Data excerpts —
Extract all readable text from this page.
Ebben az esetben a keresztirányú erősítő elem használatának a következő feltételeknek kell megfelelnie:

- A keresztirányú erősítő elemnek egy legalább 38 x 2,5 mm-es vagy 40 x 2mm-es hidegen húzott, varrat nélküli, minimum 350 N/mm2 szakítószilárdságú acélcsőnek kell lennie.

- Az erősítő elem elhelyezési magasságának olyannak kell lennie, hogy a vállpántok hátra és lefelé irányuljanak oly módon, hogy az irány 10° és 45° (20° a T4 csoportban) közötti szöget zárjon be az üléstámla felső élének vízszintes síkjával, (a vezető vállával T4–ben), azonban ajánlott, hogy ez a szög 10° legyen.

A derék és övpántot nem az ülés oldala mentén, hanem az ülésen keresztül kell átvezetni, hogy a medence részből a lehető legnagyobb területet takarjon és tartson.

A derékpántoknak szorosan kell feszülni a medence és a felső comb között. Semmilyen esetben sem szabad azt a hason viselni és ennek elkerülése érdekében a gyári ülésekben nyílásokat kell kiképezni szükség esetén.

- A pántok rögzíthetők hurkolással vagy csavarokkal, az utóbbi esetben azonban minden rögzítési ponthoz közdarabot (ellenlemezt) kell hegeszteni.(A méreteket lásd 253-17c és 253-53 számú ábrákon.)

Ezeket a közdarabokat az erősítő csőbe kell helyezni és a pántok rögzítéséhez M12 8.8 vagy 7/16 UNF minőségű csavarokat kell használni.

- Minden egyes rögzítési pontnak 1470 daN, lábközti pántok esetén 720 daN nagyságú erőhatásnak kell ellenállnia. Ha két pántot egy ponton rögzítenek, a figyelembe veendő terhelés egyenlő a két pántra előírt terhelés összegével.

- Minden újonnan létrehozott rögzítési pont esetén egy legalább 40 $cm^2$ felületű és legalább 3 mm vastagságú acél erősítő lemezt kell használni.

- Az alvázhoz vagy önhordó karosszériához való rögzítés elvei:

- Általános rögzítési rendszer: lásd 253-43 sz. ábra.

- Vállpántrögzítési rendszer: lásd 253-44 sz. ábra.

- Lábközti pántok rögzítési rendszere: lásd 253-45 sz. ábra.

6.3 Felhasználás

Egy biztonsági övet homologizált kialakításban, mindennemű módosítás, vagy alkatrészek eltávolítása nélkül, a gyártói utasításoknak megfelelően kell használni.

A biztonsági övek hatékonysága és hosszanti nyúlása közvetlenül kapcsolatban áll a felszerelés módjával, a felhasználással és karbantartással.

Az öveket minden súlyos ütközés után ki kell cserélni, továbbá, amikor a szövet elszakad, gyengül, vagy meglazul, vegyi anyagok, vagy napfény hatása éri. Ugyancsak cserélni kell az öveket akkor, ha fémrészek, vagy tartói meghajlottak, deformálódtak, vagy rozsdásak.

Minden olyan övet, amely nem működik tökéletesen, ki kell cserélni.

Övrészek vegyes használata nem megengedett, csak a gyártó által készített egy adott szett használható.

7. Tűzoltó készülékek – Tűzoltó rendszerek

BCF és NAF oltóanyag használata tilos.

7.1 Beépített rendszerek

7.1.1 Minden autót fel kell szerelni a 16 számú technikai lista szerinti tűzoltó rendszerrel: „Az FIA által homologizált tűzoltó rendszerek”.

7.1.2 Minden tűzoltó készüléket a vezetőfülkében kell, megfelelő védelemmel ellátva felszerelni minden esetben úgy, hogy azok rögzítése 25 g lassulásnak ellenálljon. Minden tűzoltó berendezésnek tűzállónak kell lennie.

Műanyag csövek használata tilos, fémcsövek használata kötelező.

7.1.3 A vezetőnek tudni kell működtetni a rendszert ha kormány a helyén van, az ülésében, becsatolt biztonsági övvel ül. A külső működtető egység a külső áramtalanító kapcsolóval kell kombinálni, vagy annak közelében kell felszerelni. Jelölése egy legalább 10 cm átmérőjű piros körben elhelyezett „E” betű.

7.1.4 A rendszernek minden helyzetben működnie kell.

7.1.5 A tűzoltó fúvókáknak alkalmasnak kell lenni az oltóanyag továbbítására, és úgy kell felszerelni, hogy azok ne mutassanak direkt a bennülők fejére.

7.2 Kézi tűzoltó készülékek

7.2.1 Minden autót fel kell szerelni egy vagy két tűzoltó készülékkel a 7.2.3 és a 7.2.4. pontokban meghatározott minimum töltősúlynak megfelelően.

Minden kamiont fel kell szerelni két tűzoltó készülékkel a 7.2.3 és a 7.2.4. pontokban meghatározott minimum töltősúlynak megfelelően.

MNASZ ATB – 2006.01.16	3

Set exercise — Go through the records above and copy every line with the word "számú".

The result —
- A pántok rögzíthetők hurkolással vagy csavarokkal, az utóbbi esetben azonban minden rögzítési ponthoz közdarabot (ellenlemezt) kell hegeszteni.(A méreteket lásd 253-17c és 253-53 számú ábrákon.)
7.1.1 Minden autót fel kell szerelni a 16 számú technikai lista szerinti tűzoltó rendszerrel: „Az FIA által homologizált tűzoltó rendszerek”.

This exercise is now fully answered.